[Dataset records]
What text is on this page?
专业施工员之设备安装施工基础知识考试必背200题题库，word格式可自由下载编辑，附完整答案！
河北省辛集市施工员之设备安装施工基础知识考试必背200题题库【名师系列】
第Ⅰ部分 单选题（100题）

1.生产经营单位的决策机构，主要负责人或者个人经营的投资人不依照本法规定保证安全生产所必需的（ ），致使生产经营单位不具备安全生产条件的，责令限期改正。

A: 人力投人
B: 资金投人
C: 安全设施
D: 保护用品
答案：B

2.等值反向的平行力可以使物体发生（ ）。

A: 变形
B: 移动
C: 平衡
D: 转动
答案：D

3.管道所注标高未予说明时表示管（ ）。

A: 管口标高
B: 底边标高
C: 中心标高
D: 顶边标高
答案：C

** GIVEN TASK **
Reproduce all of the entries word for word.

** EXERCISE OUTPUT **
What text is on this page?
专业施工员之设备安装施工基础知识考试必背200题题库，word格式可自由下载编辑，附完整答案！
河北省辛集市施工员之设备安装施工基础知识考试必背200题题库【名师系列】
第Ⅰ部分 单选题（100题）

1.生产经营单位的决策机构，主要负责人或者个人经营的投资人不依照本法规定保证安全生产所必需的（ ），致使生产经营单位不具备安全生产条件的，责令限期改正。

A: 人力投人
B: 资金投人
C: 安全设施
D: 保护用品
答案：B

2.等值反向的平行力可以使物体发生（ ）。

A: 变形
B: 移动
C: 平衡
D: 转动
答案：D

3.管道所注标高未予说明时表示管（ ）。

A: 管口标高
B: 底边标高
C: 中心标高
D: 顶边标高
答案：C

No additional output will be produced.